▶ [Extract to read]
Chapter 1
The gig economy is growing fast, leading to changes in the nature of work across the world. According to the UK government, the “gig economy involves the exchange of labour for money between individuals or companies via digital platforms that actively facilitate matching between providers and customers on a short-term and payment-by-task basis”. The bedrock of the gig economy is gig work, which is best described as any form of occupation outside the traditional employer-employee relationship and includes freelance, contract and part-time arrangements. Nearly 78 million people globally are expected to be employed in some form of gig work by 2023. The increasing popularity of gig work is attributable to its flexible, remote-first and on-demand nature, which is more attractive to vulnerable and excluded populations such as young people and women.
The concept of gig work is not new. However, the rise of digital applications and online platforms has considerably increased its popularity and feasibility. Applications and platforms, such as Fiverr, Upwork and Uber, enable real-time and on-demand matching of demand and supply, improving the experience for both the provider and the gig worker.
The gig economy is expected to double in size between 2018 ($142 billion) and 2030 ($311 billion). This robust rate of growth is only likely to increase as platform adoption becomes common in emerging economies. Indeed, the number of gig workers in Africa alone is expected to increase from 5 million in 2019 to 80 million in 2030. Similarly, India is expected to add 23.5 million gig workers in the coming decade.
Even though gig work represents an increasingly popular form of employment, policymakers and scholars are concerned about the terms of employment, working conditions and financial security that gig workers experience. In most nations, gig workers are classified as independent contractors, which means that they do not enjoy employment-related benefits such as pensions, gratuity and health insurance. Moreover, gig work such as on-demand cab and food-delivery services has occupational hazards related to the nature of work that are not accounted for or regulated as they would be in more traditional employment contexts.
Another key concern with gig employment is the financial security of workers who have no buffer and thus rely heavily on timely earnings to survive. About 51 per cent of surveyed workers in the United States stated that their earnings from gig work were essential for daily needs, while another 35 per cent stated that gig earnings were important though not essential for their survival. Given gig workers’ heavy reliance on timely earnings, it is critical that payment is transferred to them without delay. However, this is seldom the case and payments are often delayed, further increasing the financial insecurity of gig workers.

▶ [Data provided]
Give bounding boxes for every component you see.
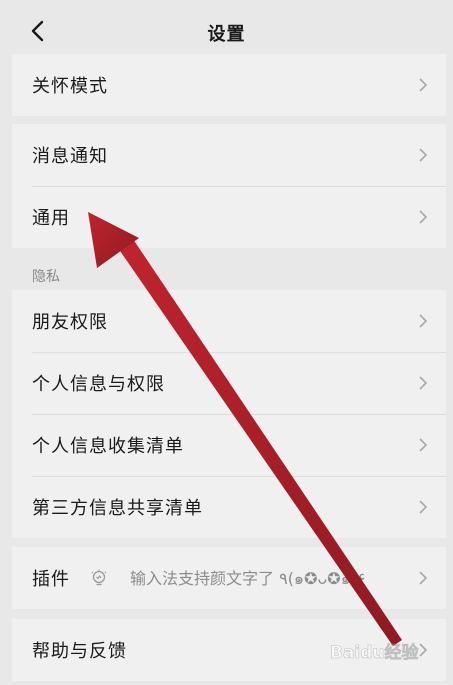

▶ [Stated task 1] In the chapter on the gig economy, how many gig workers is Africa expected to have by 2030?
▶ [Stated task 2] Extend the chapter on the gig economy past its final sentence, keeping its tone and subject.

▶ [Exercise output 1] 80 million.

▶ [Exercise output 2]
This report undertakes an examination of the payments component of the gig economy and recommends technological interventions that make real-time payments more feasible and convenient. If adopted by policymakers and gig platforms, they can help address at least one of the critical payment-related challenges faced by gig workers. It is understood that making gig work fair, safe and decent requires a complex and multi-pronged approach including internationally aligned regulation, enforcement and changes in socio-cultural norms. The recommendations of this report are thus pragmatically limited in scope and designed to be considered within the broader contextual approach of enhancing the lives of gig workers.
The report proposes that a Central Bank Digital Currency (CBDC) is a potentially optimal mechanism for implementing real-time gig payments. It concludes by providing suggestions for policymakers and regulators on designing CBDCs to facilitate real-time payments.
Chapter 2
There are two primary issues related to gig payments:
First, gig workers are usually paid relatively low wages, which inevitably impacts their financial security and socioeconomic inclusion.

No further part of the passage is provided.